**DIRECTION:**
Take the listing and print it in full, exactly as given.

**DATA SHOWN:**
....................
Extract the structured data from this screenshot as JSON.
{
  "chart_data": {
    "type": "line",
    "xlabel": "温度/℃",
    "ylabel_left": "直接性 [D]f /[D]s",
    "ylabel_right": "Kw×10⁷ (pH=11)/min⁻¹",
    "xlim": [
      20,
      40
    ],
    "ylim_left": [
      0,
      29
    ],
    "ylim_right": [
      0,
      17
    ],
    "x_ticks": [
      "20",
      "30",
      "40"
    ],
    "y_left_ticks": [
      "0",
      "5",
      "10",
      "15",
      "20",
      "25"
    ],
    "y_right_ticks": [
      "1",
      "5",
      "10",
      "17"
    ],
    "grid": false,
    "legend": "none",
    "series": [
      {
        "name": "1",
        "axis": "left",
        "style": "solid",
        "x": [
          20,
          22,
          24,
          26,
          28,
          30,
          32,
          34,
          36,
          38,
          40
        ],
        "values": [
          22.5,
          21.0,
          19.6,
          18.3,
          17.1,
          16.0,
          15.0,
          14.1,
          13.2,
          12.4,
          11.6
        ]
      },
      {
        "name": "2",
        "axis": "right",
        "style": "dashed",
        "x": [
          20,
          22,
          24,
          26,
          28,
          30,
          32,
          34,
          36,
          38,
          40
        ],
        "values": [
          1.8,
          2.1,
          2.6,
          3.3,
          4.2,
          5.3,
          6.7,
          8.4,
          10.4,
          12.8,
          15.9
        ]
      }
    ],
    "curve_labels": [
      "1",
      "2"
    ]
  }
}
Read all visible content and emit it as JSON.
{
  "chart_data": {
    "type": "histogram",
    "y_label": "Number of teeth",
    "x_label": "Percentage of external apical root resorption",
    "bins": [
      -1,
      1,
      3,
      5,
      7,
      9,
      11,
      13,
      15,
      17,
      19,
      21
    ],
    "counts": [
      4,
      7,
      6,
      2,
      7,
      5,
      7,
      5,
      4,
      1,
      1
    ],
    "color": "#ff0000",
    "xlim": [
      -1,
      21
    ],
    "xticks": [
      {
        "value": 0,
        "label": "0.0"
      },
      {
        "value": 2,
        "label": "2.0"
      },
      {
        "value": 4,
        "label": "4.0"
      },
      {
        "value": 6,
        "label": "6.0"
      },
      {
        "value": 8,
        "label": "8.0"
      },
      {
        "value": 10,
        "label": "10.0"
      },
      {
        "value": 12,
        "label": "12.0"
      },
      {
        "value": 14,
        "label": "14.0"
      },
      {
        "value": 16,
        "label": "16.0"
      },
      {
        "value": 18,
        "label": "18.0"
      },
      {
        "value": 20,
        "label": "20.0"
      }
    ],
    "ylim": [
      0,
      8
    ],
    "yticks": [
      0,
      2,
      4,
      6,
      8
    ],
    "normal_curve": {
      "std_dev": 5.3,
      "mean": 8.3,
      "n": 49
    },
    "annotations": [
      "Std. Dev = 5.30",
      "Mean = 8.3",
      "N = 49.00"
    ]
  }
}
....................
**FINISHED EXERCISE:**
Extract the structured data from this screenshot as JSON.
{
  "chart_data": {
    "type": "line",
    "xlabel": "温度/℃",
    "ylabel_left": "直接性 [D]f /[D]s",
    "ylabel_right": "Kw×10⁷ (pH=11)/min⁻¹",
    "xlim": [
      20,
      40
    ],
    "ylim_left": [
      0,
      29
    ],
    "ylim_right": [
      0,
      17
    ],
    "x_ticks": [
      "20",
      "30",
      "40"
    ],
    "y_left_ticks": [
      "0",
      "5",
      "10",
      "15",
      "20",
      "25"
    ],
    "y_right_ticks": [
      "1",
      "5",
      "10",
      "17"
    ],
    "grid": false,
    "legend": "none",
    "series": [
      {
        "name": "1",
        "axis": "left",
        "style": "solid",
        "x": [
          20,
          22,
          24,
          26,
          28,
          30,
          32,
          34,
          36,
          38,
          40
        ],
        "values": [
          22.5,
          21.0,
          19.6,
          18.3,
          17.1,
          16.0,
          15.0,
          14.1,
          13.2,
          12.4,
          11.6
        ]
      },
      {
        "name": "2",
        "axis": "right",
        "style": "dashed",
        "x": [
          20,
          22,
          24,
          26,
          28,
          30,
          32,
          34,
          36,
          38,
          40
        ],
        "values": [
          1.8,
          2.1,
          2.6,
          3.3,
          4.2,
          5.3,
          6.7,
          8.4,
          10.4,
          12.8,
          15.9
        ]
      }
    ],
    "curve_labels": [
      "1",
      "2"
    ]
  }
}
Read all visible content and emit it as JSON.
{
  "chart_data": {
    "type": "histogram",
    "y_label": "Number of teeth",
    "x_label": "Percentage of external apical root resorption",
    "bins": [
      -1,
      1,
      3,
      5,
      7,
      9,
      11,
      13,
      15,
      17,
      19,
      21
    ],
    "counts": [
      4,
      7,
      6,
      2,
      7,
      5,
      7,
      5,
      4,
      1,
      1
    ],
    "color": "#ff0000",
    "xlim": [
      -1,
      21
    ],
    "xticks": [
      {
        "value": 0,
        "label": "0.0"
      },
      {
        "value": 2,
        "label": "2.0"
      },
      {
        "value": 4,
        "label": "4.0"
      },
      {
        "value": 6,
        "label": "6.0"
      },
      {
        "value": 8,
        "label": "8.0"
      },
      {
        "value": 10,
        "label": "10.0"
      },
      {
        "value": 12,
        "label": "12.0"
      },
      {
        "value": 14,
        "label": "14.0"
      },
      {
        "value": 16,
        "label": "16.0"
      },
      {
        "value": 18,
        "label": "18.0"
      },
      {
        "value": 20,
        "label": "20.0"
      }
    ],
    "ylim": [
      0,
      8
    ],
    "yticks": [
      0,
      2,
      4,
      6,
      8
    ],
    "normal_curve": {
      "std_dev": 5.3,
      "mean": 8.3,
      "n": 49
    },
    "annotations": [
      "Std. Dev = 5.30",
      "Mean = 8.3",
      "N = 49.00"
    ]
  }
}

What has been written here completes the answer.